— Start Records for the task —
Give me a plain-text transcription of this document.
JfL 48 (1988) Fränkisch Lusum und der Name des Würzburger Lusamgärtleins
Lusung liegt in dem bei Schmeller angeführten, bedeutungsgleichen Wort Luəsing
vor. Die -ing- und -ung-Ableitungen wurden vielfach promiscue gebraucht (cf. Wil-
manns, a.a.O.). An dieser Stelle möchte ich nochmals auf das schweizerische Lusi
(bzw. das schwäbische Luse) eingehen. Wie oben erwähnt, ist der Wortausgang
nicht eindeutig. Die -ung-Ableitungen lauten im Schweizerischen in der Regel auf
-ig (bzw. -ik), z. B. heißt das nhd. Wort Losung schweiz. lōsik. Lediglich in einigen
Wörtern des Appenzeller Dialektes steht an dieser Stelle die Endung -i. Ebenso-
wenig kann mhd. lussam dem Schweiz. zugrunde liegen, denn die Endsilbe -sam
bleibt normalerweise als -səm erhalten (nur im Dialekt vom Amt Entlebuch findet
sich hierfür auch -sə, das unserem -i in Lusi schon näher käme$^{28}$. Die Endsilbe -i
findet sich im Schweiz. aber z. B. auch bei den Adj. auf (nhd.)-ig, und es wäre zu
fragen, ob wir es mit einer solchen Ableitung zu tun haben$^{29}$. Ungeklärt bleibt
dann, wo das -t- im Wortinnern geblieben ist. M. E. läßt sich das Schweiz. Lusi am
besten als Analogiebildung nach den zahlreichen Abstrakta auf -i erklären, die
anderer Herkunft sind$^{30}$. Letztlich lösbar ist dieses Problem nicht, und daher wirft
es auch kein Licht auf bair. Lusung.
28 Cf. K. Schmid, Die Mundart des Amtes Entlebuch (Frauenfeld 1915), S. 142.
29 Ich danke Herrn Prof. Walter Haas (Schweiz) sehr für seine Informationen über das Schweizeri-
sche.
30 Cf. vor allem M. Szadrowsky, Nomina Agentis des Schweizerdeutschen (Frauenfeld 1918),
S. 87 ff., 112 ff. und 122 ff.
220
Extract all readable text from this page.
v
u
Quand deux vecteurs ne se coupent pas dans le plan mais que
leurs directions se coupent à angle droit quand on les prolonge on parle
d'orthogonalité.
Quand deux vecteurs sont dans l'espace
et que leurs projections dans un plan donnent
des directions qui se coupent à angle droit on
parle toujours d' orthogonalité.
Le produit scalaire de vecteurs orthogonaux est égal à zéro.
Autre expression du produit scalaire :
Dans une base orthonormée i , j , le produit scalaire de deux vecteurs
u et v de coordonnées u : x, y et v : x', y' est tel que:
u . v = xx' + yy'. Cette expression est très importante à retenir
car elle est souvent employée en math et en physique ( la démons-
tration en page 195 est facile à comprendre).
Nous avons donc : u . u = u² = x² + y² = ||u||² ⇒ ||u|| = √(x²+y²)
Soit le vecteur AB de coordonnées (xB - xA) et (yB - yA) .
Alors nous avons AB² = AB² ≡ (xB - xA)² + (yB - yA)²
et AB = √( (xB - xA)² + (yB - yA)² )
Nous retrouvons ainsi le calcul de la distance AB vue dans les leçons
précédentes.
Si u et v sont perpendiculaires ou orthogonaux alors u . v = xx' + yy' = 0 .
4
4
— End Records for the task —
:: Challenge ::
Pick out all lines containing the string "Ableitungen".

:: Written answer ::
vor. Die -ing- und -ung-Ableitungen wurden vielfach promiscue gebraucht (cf. Wil-
nicht eindeutig. Die -ung-Ableitungen lauten im Schweizerischen in der Regel auf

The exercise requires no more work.